#### PROVIDED INFORMATION:
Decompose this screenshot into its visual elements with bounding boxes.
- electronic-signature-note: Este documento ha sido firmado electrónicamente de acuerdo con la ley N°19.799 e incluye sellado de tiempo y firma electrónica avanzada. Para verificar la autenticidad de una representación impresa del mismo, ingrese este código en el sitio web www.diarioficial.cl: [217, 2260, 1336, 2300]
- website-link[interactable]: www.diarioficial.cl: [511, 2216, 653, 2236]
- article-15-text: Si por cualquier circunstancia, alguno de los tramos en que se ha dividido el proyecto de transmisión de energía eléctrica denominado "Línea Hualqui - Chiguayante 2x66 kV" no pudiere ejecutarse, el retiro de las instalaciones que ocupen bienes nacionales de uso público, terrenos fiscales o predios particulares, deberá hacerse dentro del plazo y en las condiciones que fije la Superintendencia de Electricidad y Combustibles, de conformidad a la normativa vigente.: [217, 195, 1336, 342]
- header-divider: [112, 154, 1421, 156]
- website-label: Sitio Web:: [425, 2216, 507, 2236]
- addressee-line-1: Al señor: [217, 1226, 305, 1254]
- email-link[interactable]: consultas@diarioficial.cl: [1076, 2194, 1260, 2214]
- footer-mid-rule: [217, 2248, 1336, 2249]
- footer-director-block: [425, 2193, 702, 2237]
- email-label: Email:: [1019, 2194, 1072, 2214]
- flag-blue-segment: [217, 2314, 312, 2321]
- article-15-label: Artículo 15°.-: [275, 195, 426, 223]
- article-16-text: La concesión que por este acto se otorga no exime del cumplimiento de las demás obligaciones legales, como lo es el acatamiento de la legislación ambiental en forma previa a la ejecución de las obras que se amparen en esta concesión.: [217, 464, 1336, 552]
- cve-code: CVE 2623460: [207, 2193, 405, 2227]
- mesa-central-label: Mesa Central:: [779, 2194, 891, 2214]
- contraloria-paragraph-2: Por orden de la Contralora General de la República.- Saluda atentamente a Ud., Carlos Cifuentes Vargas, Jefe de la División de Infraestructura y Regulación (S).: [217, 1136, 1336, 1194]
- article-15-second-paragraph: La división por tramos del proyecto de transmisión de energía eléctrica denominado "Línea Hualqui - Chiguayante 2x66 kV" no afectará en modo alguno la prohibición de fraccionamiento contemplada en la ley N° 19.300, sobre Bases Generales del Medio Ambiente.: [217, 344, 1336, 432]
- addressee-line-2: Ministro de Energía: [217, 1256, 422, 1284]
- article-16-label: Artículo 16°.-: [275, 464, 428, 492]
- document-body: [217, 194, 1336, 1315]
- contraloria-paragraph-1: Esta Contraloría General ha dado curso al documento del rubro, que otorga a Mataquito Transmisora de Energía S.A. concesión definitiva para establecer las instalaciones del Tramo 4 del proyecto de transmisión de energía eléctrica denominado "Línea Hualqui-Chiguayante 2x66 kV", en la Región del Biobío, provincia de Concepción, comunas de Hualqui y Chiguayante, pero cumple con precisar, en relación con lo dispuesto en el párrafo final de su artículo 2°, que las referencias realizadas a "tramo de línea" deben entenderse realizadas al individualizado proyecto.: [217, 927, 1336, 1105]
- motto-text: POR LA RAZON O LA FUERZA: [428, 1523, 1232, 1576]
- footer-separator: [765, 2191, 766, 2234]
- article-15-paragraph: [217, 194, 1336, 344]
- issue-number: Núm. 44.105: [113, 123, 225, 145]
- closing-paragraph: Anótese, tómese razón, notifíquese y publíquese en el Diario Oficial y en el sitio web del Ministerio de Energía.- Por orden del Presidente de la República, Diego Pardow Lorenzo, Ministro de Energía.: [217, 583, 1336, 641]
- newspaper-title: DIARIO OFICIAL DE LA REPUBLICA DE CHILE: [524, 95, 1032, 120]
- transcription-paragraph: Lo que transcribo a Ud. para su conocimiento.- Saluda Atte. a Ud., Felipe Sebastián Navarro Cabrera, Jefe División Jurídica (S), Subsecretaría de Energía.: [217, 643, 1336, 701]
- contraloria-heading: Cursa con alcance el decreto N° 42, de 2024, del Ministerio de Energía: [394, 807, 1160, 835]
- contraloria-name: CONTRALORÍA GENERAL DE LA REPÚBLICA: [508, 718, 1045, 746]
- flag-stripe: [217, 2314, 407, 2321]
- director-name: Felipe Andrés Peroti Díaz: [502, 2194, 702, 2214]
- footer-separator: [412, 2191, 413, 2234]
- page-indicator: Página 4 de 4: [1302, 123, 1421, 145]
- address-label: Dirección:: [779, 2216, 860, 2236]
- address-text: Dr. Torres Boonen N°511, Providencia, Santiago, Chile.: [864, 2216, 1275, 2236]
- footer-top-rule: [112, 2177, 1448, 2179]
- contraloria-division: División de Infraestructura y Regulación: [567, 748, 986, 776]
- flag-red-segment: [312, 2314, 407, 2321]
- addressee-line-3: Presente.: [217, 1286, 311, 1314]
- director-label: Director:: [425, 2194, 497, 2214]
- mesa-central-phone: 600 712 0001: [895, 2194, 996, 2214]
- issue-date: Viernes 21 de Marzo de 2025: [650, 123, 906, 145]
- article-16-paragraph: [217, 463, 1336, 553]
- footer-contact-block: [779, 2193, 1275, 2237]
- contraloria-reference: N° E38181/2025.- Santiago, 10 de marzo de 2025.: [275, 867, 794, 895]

#### TO BE DONE:
Tally the lines of the listing above that contain the string "block", treating uppercase and lowercase as distinct, and give only the resulting number.

#### RESULT OF THE EXERCISE:
2